Look over the entries that follow and work out how many lines contain "name". State the number only.

** Start of DATA FOR THIS EXERCISE **

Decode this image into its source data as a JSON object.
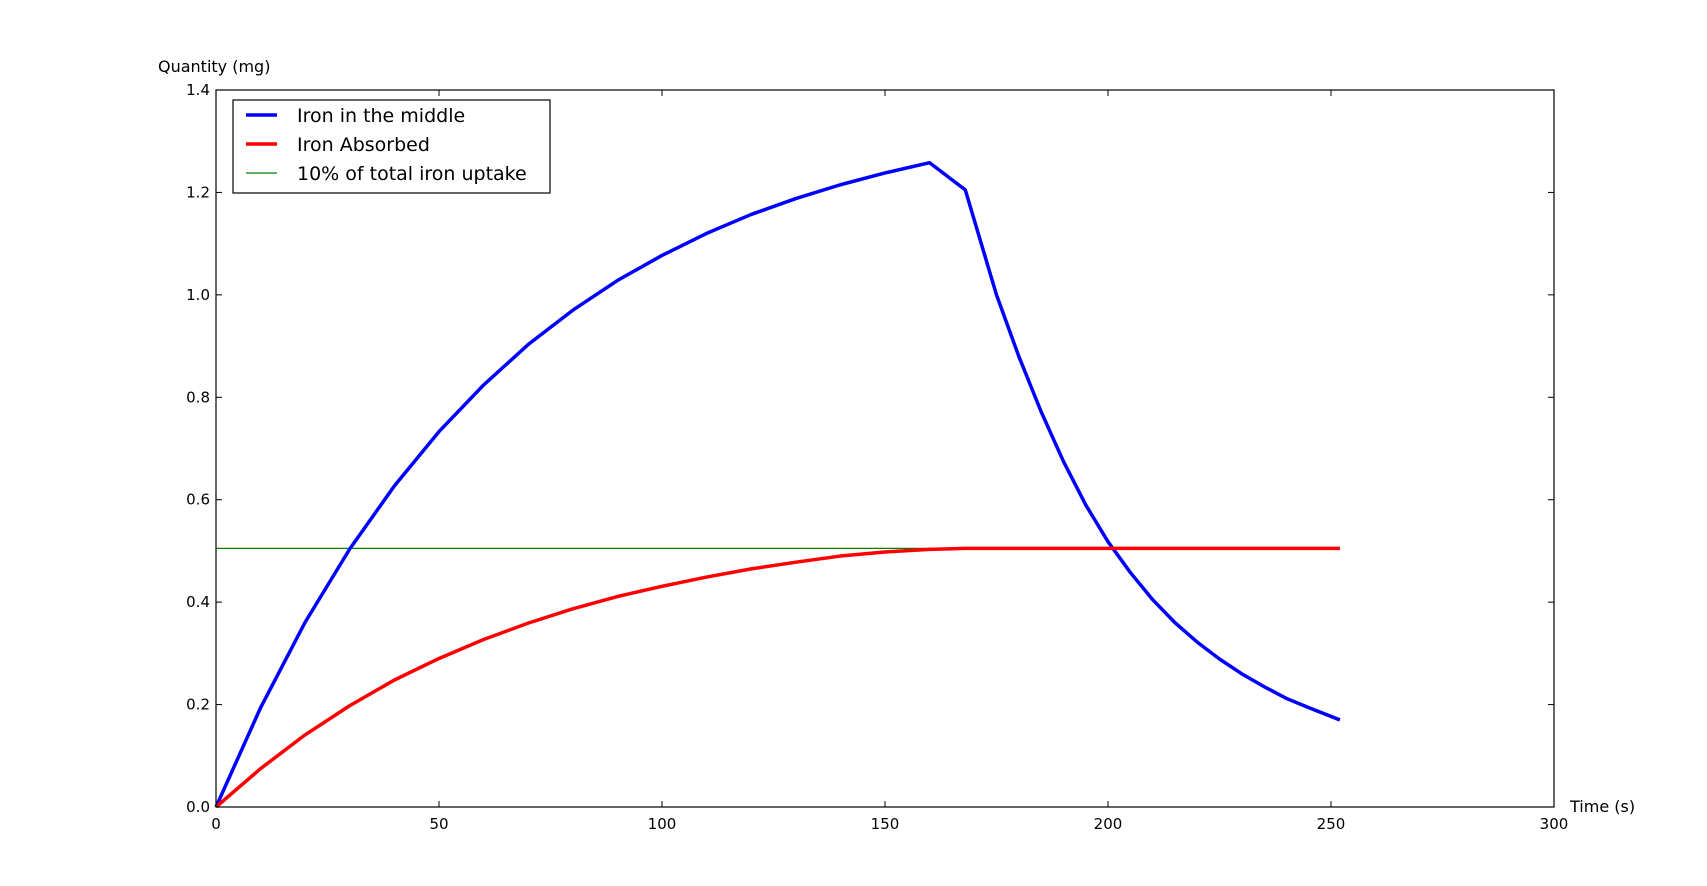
{
  "chart_data": {
    "type": "line",
    "title": "",
    "xlabel": "Time (s)",
    "ylabel": "Quantity (mg)",
    "xlim": [
      0,
      300
    ],
    "ylim": [
      0,
      1.4
    ],
    "xticks": [
      0,
      50,
      100,
      150,
      200,
      250,
      300
    ],
    "xtick_labels": [
      "0",
      "50",
      "100",
      "150",
      "200",
      "250",
      "300"
    ],
    "yticks": [
      0,
      0.2,
      0.4,
      0.6,
      0.8,
      1.0,
      1.2,
      1.4
    ],
    "ytick_labels": [
      "0.0",
      "0.2",
      "0.4",
      "0.6",
      "0.8",
      "1.0",
      "1.2",
      "1.4"
    ],
    "grid": false,
    "legend_position": "top-left",
    "series": [
      {
        "name": "Iron in the middle",
        "color": "#0000ff",
        "x": [
          0,
          10,
          20,
          30,
          40,
          50,
          60,
          70,
          80,
          90,
          100,
          110,
          120,
          130,
          140,
          150,
          160,
          168,
          175,
          180,
          185,
          190,
          195,
          200,
          205,
          210,
          215,
          220,
          225,
          230,
          235,
          240,
          245,
          252
        ],
        "y": [
          0,
          0.194,
          0.361,
          0.504,
          0.627,
          0.733,
          0.824,
          0.903,
          0.97,
          1.028,
          1.077,
          1.12,
          1.157,
          1.188,
          1.215,
          1.238,
          1.258,
          1.205,
          1.0,
          0.88,
          0.772,
          0.675,
          0.59,
          0.518,
          0.458,
          0.405,
          0.36,
          0.322,
          0.289,
          0.26,
          0.235,
          0.212,
          0.194,
          0.17
        ]
      },
      {
        "name": "Iron Absorbed",
        "color": "#ff0000",
        "x": [
          0,
          10,
          20,
          30,
          40,
          50,
          60,
          70,
          80,
          90,
          100,
          110,
          120,
          130,
          140,
          150,
          160,
          168,
          252
        ],
        "y": [
          0,
          0.075,
          0.141,
          0.198,
          0.248,
          0.29,
          0.327,
          0.359,
          0.387,
          0.411,
          0.431,
          0.449,
          0.465,
          0.478,
          0.49,
          0.498,
          0.503,
          0.505,
          0.505
        ]
      },
      {
        "name": "10% of total iron uptake",
        "color": "#008000",
        "x": [
          0,
          252
        ],
        "y": [
          0.505,
          0.505
        ]
      }
    ]
  }
}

** End of DATA FOR THIS EXERCISE **

▶ EXERCISE OUTPUT:
3